◆ WORK INSTRUCTIONS
Locate every line below containing the string "José", matching uppercase and lowercase exactly, and copy each of those lines.

==== ENTRIES SUPPLIED

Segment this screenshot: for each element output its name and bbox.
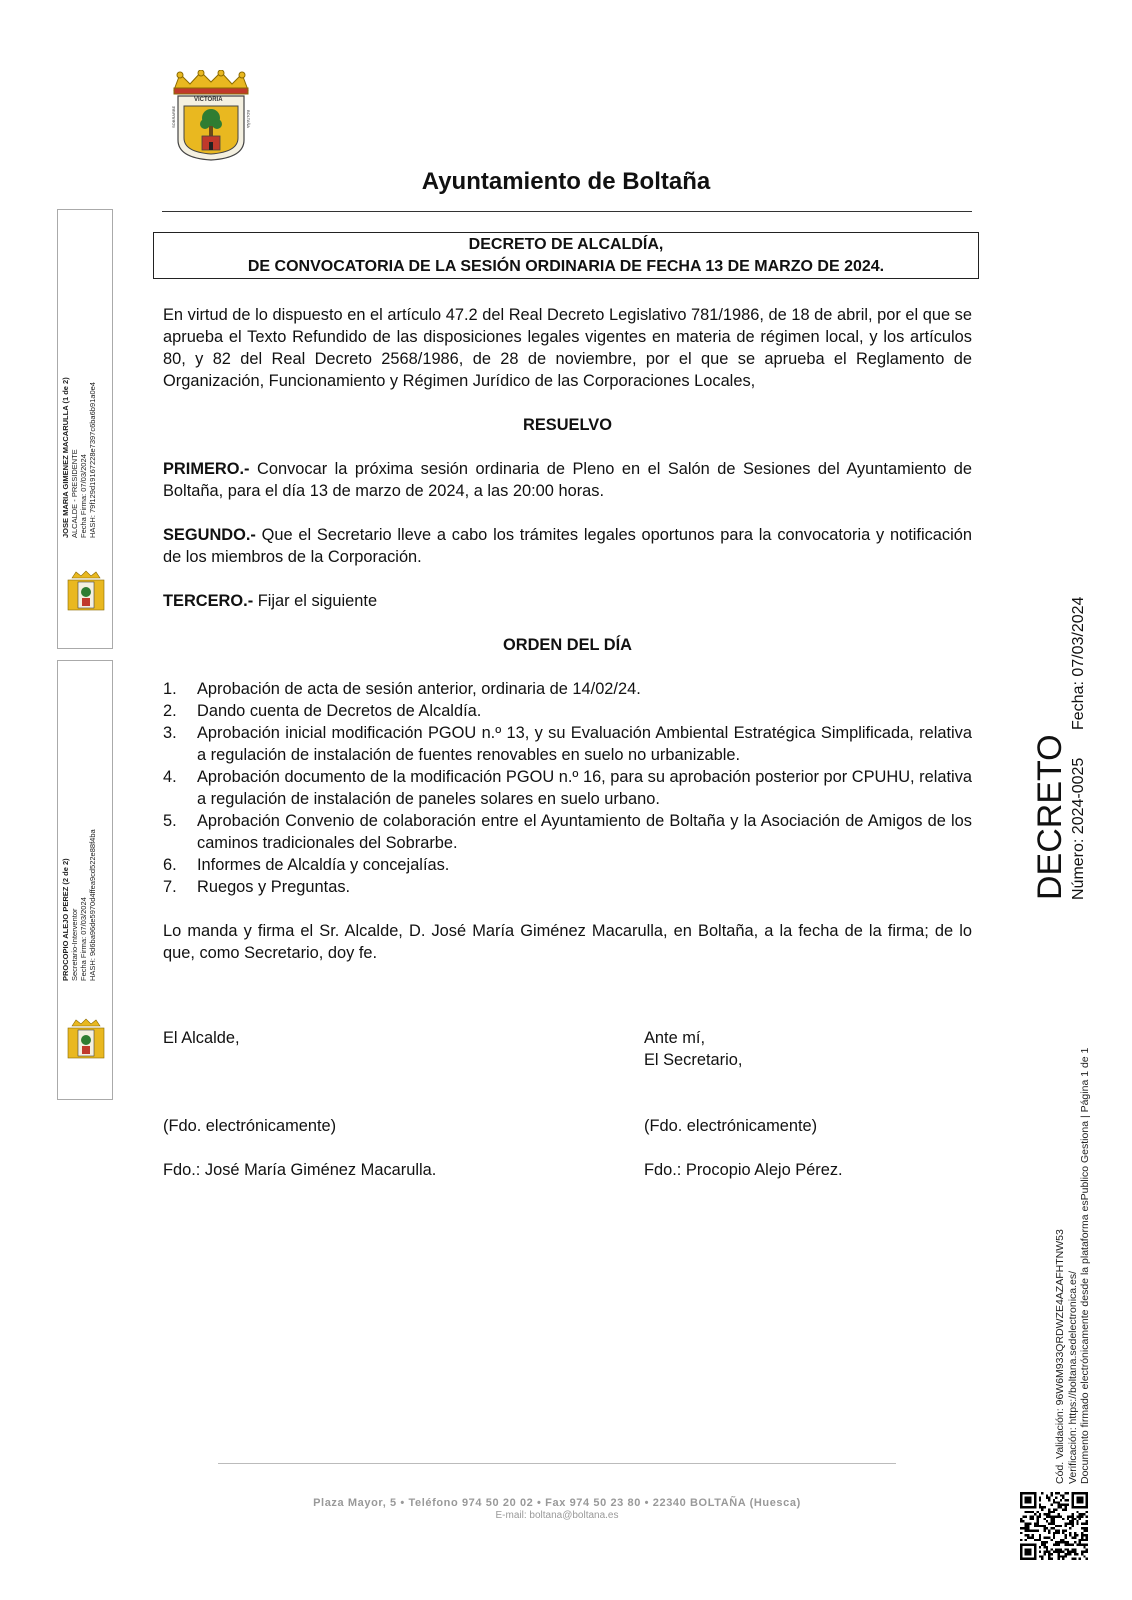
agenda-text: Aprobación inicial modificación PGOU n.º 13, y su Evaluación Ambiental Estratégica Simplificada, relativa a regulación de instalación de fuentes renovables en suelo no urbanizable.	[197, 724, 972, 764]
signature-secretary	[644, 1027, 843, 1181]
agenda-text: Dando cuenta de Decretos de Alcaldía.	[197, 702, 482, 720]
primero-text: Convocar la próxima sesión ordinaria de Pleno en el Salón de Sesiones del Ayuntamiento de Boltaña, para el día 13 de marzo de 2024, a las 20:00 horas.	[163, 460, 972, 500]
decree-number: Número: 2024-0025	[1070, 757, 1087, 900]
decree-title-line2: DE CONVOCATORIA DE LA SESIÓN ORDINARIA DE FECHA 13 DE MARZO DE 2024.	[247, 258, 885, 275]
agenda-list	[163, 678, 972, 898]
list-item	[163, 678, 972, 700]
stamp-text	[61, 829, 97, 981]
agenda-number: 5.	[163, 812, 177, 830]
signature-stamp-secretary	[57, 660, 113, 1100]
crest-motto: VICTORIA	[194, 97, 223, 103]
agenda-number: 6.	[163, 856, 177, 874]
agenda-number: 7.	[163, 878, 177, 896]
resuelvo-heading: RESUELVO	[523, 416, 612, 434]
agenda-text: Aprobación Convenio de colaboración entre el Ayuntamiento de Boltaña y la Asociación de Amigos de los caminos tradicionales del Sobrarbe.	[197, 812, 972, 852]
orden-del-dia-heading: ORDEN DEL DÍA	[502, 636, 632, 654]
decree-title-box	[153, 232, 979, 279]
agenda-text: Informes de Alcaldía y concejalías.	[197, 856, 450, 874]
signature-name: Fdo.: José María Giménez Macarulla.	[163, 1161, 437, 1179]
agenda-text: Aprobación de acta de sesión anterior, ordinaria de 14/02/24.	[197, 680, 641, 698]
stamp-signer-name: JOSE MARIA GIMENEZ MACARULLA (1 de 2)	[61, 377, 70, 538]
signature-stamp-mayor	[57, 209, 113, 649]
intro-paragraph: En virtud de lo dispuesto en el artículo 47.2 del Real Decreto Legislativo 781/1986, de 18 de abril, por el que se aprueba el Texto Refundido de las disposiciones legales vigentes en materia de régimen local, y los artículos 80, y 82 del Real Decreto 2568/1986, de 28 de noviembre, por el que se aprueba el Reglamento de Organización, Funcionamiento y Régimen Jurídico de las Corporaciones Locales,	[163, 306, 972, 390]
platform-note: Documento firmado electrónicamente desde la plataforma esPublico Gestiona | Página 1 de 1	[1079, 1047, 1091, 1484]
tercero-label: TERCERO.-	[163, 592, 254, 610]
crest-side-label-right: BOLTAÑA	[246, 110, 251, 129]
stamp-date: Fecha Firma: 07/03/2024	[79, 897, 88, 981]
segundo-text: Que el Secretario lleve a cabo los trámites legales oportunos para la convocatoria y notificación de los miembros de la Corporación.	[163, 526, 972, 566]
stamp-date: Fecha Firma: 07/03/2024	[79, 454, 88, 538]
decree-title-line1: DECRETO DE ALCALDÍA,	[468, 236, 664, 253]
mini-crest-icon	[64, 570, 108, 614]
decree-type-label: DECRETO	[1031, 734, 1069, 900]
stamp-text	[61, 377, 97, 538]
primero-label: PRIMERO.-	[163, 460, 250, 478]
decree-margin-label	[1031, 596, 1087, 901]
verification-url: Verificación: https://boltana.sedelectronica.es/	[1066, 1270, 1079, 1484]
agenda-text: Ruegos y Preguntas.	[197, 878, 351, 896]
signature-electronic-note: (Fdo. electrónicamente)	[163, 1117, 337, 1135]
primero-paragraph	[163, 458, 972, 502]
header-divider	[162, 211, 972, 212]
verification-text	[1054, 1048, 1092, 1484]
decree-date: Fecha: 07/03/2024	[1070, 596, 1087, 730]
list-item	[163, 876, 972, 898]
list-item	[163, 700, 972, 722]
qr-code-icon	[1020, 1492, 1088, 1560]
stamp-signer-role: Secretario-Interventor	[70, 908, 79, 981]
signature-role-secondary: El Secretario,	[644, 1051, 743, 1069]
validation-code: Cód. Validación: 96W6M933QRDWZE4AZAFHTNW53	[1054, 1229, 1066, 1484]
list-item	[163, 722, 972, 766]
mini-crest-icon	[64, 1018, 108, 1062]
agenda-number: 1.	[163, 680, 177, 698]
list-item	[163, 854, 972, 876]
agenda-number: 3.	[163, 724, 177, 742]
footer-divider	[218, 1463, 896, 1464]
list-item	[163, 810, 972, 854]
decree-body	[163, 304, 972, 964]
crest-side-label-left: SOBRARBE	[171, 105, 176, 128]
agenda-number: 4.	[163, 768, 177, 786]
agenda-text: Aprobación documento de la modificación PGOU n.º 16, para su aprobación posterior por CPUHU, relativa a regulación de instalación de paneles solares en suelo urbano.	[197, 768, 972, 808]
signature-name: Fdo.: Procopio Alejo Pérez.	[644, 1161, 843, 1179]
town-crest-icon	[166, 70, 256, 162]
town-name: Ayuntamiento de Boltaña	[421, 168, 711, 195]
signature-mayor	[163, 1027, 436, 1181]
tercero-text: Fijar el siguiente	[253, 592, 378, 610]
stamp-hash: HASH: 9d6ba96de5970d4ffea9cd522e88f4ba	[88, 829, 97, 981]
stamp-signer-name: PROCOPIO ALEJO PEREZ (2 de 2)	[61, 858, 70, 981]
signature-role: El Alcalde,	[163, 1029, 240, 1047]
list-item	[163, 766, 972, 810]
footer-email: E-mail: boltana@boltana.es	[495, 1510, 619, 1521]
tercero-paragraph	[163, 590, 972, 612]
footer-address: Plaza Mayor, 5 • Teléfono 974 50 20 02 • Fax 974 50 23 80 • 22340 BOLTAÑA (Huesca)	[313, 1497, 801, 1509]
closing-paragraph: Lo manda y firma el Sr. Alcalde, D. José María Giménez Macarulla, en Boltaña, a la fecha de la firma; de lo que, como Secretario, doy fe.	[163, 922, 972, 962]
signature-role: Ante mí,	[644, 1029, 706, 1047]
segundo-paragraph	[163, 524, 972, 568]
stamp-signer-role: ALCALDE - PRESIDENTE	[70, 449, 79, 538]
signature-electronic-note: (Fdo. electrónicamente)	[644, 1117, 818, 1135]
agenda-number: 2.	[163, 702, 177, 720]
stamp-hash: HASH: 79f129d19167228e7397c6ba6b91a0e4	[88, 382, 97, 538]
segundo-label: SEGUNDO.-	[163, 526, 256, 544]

========
==== ENTRIES SUPPLIED

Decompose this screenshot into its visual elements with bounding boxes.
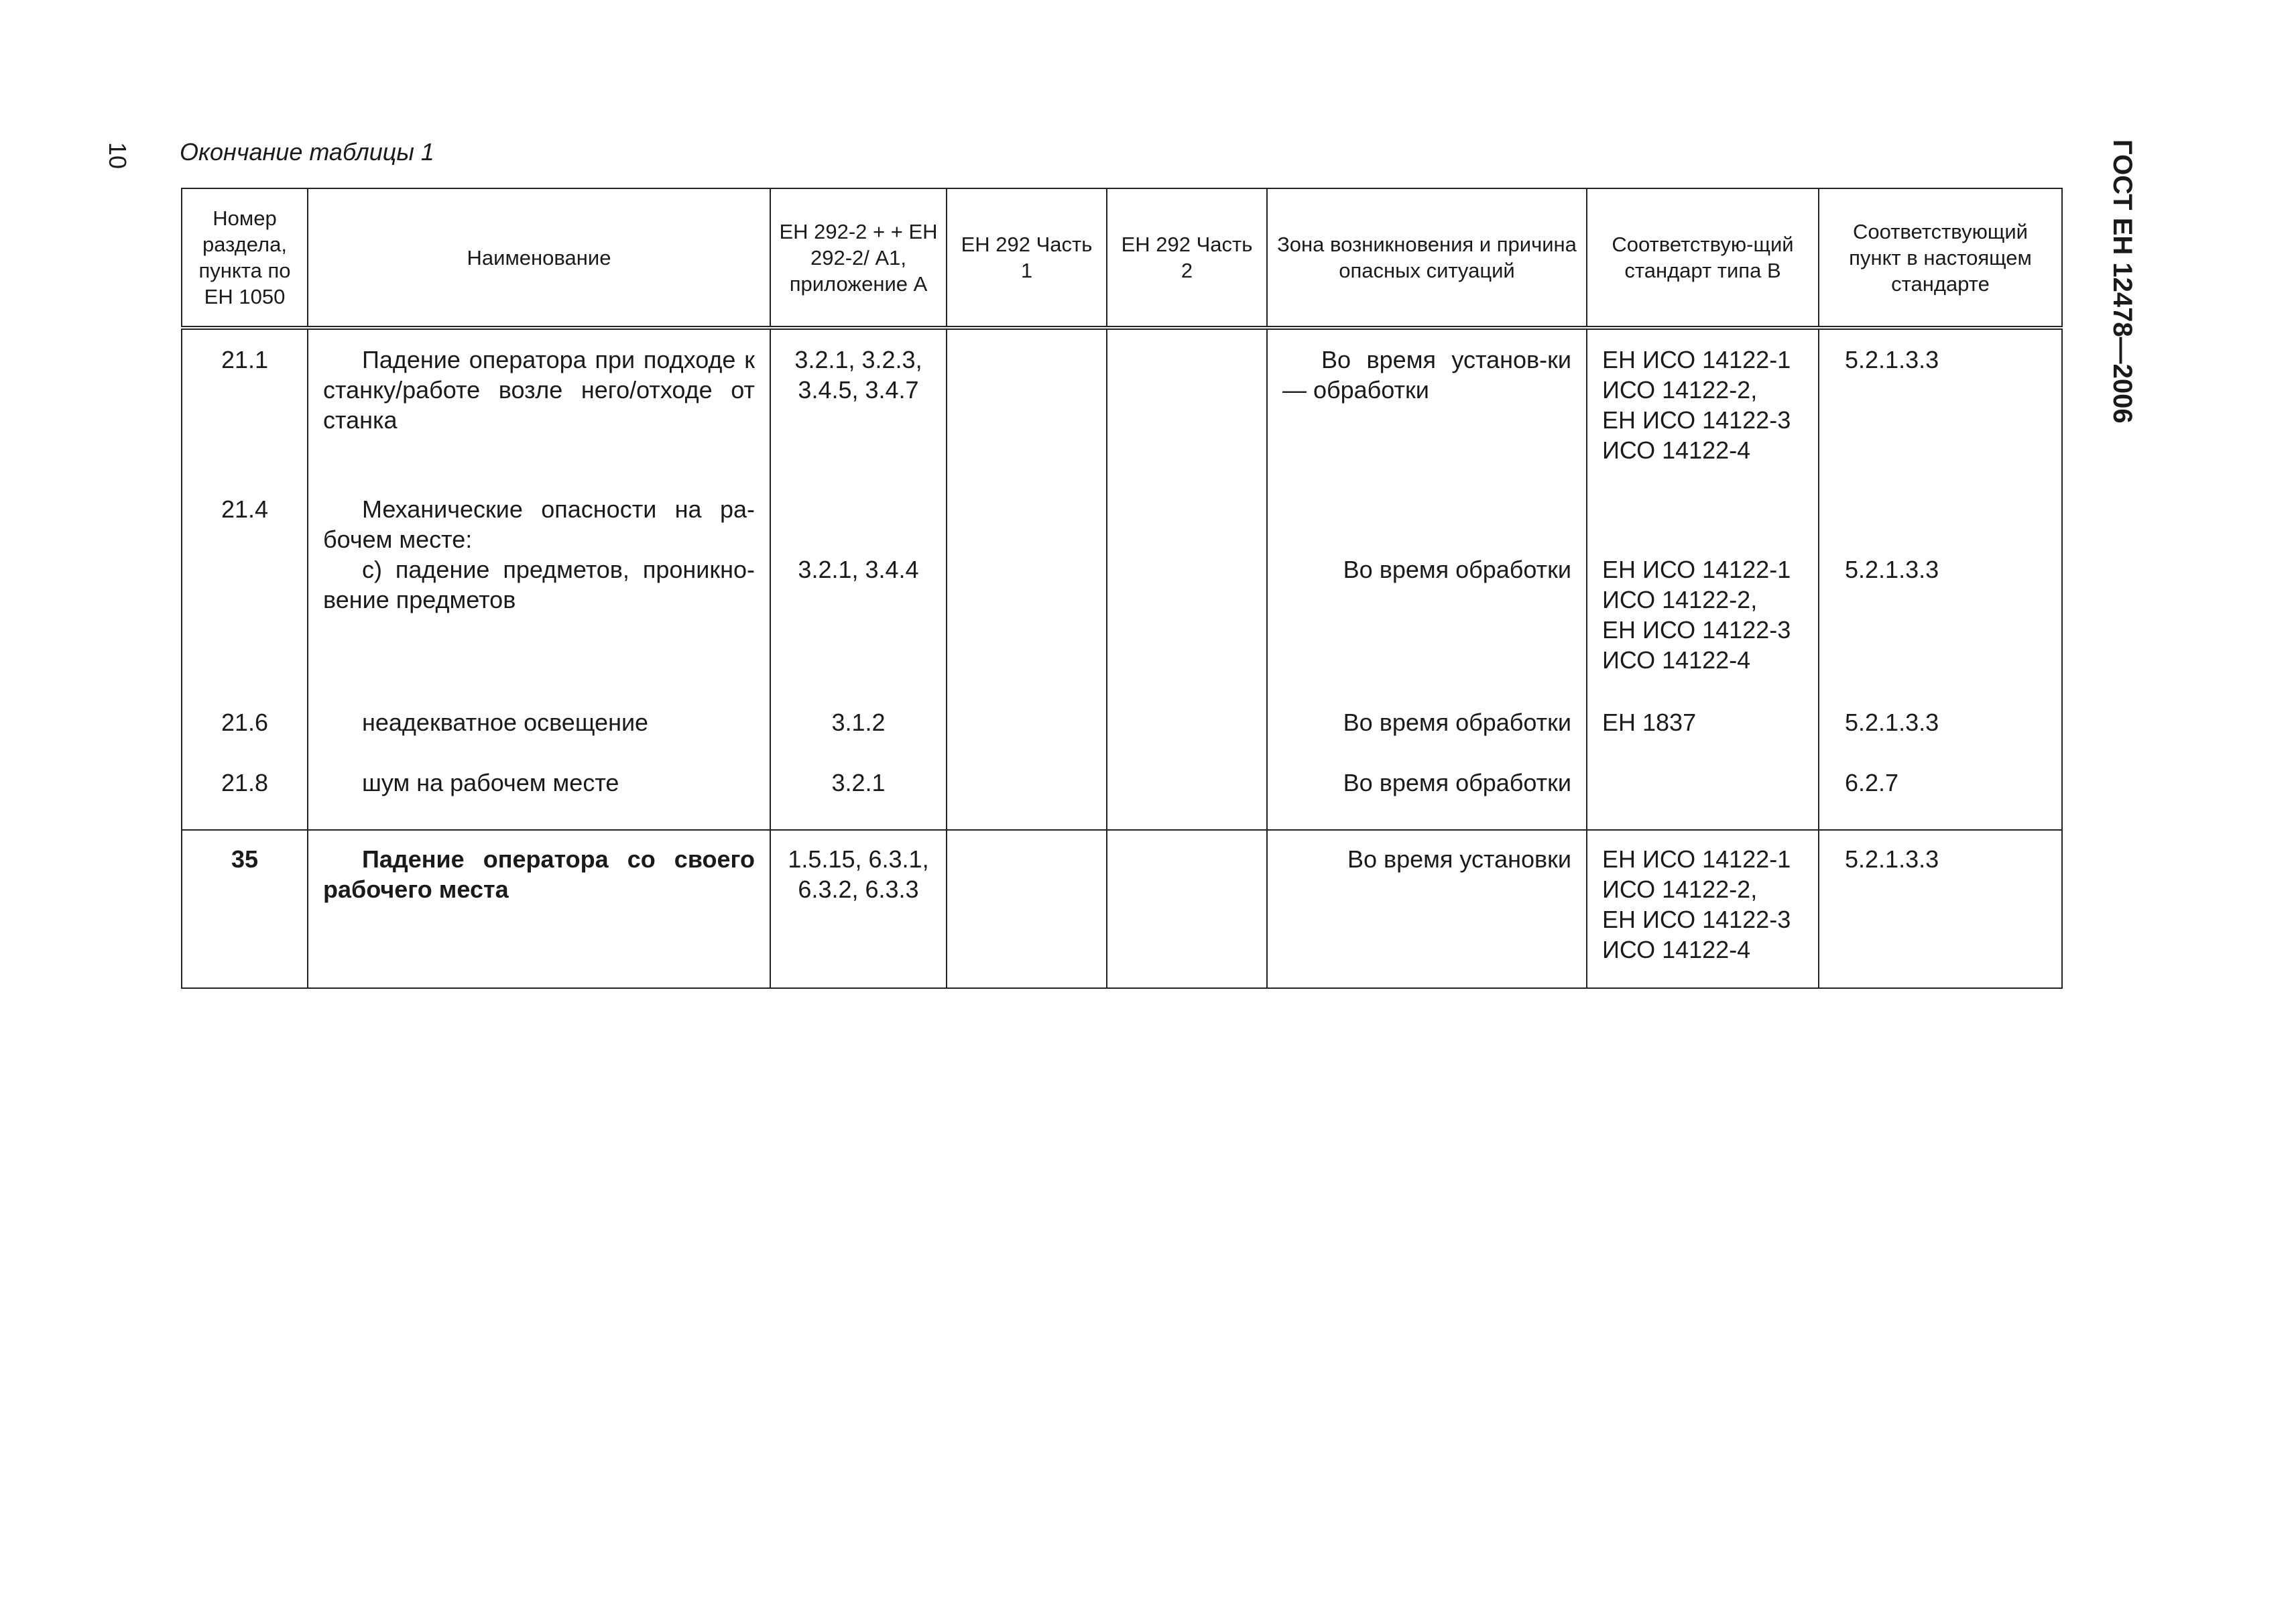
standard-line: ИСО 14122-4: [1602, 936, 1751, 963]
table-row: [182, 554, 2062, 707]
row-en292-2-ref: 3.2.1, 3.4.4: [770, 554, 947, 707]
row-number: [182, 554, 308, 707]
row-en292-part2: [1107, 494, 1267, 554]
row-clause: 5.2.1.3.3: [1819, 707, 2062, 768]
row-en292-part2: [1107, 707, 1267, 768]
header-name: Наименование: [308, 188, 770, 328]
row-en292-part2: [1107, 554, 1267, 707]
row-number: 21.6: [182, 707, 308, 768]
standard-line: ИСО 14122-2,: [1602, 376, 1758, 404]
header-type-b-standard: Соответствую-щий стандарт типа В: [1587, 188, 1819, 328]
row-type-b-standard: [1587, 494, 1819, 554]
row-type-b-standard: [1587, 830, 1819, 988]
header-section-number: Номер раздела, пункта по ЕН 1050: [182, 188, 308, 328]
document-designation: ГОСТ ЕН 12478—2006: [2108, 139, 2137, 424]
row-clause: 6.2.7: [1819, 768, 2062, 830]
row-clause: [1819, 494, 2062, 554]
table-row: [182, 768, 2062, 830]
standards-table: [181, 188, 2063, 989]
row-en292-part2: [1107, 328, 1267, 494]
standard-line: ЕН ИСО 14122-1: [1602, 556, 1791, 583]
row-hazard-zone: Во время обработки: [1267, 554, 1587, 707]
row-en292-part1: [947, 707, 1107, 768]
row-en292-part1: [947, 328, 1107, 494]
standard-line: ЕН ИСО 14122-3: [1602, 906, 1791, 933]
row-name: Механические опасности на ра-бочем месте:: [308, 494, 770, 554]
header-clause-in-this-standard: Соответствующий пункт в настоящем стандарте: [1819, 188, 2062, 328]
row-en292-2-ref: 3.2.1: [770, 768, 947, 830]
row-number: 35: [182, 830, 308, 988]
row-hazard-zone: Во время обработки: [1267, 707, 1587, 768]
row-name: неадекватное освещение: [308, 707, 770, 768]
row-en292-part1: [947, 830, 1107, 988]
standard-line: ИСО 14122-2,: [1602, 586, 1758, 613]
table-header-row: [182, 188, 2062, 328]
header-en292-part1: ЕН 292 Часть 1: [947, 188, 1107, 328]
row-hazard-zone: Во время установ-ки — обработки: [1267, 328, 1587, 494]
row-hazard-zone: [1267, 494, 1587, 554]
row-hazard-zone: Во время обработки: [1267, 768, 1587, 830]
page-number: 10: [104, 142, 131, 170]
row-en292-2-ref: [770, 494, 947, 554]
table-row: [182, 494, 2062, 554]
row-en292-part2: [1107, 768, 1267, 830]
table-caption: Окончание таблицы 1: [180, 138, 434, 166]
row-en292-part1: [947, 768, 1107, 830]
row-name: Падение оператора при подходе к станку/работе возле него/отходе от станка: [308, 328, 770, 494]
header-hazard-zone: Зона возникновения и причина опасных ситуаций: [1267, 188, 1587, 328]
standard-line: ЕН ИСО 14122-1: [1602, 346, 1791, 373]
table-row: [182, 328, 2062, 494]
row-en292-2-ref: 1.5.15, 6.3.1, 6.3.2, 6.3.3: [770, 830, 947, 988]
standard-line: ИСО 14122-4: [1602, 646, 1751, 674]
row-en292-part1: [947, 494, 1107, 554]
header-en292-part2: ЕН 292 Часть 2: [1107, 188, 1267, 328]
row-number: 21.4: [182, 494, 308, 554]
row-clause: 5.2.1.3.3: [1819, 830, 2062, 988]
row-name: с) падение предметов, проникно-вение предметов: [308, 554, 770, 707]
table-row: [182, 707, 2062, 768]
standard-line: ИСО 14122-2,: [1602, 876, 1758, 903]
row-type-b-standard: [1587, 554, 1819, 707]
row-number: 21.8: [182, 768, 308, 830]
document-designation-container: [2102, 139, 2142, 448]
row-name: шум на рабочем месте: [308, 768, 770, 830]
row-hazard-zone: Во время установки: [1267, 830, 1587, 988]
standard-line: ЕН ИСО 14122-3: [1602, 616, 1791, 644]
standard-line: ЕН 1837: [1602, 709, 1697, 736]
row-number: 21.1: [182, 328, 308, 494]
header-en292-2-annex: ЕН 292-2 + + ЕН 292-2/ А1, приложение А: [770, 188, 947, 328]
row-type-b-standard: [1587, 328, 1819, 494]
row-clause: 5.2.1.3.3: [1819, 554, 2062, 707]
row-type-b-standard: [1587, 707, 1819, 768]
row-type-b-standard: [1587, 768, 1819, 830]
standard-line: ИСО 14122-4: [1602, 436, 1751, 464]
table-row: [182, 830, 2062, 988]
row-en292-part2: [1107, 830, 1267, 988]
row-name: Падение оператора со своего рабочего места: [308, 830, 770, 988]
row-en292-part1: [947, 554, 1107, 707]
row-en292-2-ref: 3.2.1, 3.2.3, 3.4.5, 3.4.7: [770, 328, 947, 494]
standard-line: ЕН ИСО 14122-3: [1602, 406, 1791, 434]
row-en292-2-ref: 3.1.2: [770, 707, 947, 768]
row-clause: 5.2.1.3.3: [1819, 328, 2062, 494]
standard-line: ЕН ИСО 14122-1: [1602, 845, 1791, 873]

========
==== ENTRIES SUPPLIED

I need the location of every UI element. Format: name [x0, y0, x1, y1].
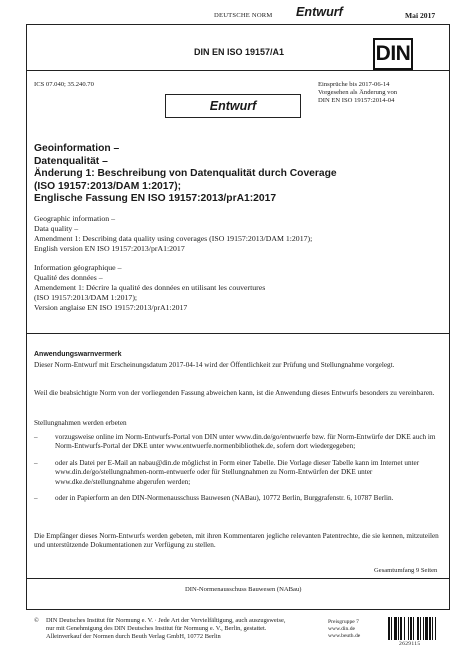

========

◆ SOLUTION TO THIS PROBLEM
signature-name: Fdo.: José María Giménez Macarulla.	[163, 1161, 437, 1179]
closing-paragraph: Lo manda y firma el Sr. Alcalde, D. José María Giménez Macarulla, en Boltaña, a la fecha de la firma; de lo que, como Secretario, doy fe.	[163, 922, 972, 962]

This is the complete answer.